Task description:
Retype the listing that follows, word for word.

=== Records ===

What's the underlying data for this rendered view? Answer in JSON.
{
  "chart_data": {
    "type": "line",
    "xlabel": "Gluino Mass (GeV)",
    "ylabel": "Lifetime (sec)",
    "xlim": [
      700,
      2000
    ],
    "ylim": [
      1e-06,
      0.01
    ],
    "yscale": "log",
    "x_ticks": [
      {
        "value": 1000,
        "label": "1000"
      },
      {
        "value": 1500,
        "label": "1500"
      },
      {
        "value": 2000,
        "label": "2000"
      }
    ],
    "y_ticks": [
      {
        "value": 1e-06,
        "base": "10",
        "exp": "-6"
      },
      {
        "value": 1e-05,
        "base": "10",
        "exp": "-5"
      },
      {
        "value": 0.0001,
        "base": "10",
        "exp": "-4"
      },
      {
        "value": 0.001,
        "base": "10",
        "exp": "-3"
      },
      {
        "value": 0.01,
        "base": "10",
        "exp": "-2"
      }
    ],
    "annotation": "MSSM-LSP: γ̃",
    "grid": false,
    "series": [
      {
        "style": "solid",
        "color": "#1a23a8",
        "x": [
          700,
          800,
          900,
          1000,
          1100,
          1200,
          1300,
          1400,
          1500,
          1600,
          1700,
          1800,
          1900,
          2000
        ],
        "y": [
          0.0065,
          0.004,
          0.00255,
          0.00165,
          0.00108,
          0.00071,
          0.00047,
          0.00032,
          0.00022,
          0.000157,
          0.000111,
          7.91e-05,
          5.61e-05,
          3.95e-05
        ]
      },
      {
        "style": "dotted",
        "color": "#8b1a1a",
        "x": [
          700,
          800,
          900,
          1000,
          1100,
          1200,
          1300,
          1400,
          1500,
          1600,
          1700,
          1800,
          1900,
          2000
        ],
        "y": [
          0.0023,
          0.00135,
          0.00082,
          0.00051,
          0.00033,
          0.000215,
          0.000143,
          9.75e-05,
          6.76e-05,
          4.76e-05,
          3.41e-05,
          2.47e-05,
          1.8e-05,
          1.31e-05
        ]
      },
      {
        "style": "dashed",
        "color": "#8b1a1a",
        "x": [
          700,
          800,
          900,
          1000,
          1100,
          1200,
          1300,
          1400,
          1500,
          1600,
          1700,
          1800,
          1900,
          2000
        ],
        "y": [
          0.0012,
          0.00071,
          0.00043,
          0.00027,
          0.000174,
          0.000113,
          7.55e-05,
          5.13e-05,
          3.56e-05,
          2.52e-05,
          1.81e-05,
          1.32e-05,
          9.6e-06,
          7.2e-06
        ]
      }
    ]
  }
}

===

Answer below:
What's the underlying data for this rendered view? Answer in JSON.
{
  "chart_data": {
    "type": "line",
    "xlabel": "Gluino Mass (GeV)",
    "ylabel": "Lifetime (sec)",
    "xlim": [
      700,
      2000
    ],
    "ylim": [
      1e-06,
      0.01
    ],
    "yscale": "log",
    "x_ticks": [
      {
        "value": 1000,
        "label": "1000"
      },
      {
        "value": 1500,
        "label": "1500"
      },
      {
        "value": 2000,
        "label": "2000"
      }
    ],
    "y_ticks": [
      {
        "value": 1e-06,
        "base": "10",
        "exp": "-6"
      },
      {
        "value": 1e-05,
        "base": "10",
        "exp": "-5"
      },
      {
        "value": 0.0001,
        "base": "10",
        "exp": "-4"
      },
      {
        "value": 0.001,
        "base": "10",
        "exp": "-3"
      },
      {
        "value": 0.01,
        "base": "10",
        "exp": "-2"
      }
    ],
    "annotation": "MSSM-LSP: γ̃",
    "grid": false,
    "series": [
      {
        "style": "solid",
        "color": "#1a23a8",
        "x": [
          700,
          800,
          900,
          1000,
          1100,
          1200,
          1300,
          1400,
          1500,
          1600,
          1700,
          1800,
          1900,
          2000
        ],
        "y": [
          0.0065,
          0.004,
          0.00255,
          0.00165,
          0.00108,
          0.00071,
          0.00047,
          0.00032,
          0.00022,
          0.000157,
          0.000111,
          7.91e-05,
          5.61e-05,
          3.95e-05
        ]
      },
      {
        "style": "dotted",
        "color": "#8b1a1a",
        "x": [
          700,
          800,
          900,
          1000,
          1100,
          1200,
          1300,
          1400,
          1500,
          1600,
          1700,
          1800,
          1900,
          2000
        ],
        "y": [
          0.0023,
          0.00135,
          0.00082,
          0.00051,
          0.00033,
          0.000215,
          0.000143,
          9.75e-05,
          6.76e-05,
          4.76e-05,
          3.41e-05,
          2.47e-05,
          1.8e-05,
          1.31e-05
        ]
      },
      {
        "style": "dashed",
        "color": "#8b1a1a",
        "x": [
          700,
          800,
          900,
          1000,
          1100,
          1200,
          1300,
          1400,
          1500,
          1600,
          1700,
          1800,
          1900,
          2000
        ],
        "y": [
          0.0012,
          0.00071,
          0.00043,
          0.00027,
          0.000174,
          0.000113,
          7.55e-05,
          5.13e-05,
          3.56e-05,
          2.52e-05,
          1.81e-05,
          1.32e-05,
          9.6e-06,
          7.2e-06
        ]
      }
    ]
  }
}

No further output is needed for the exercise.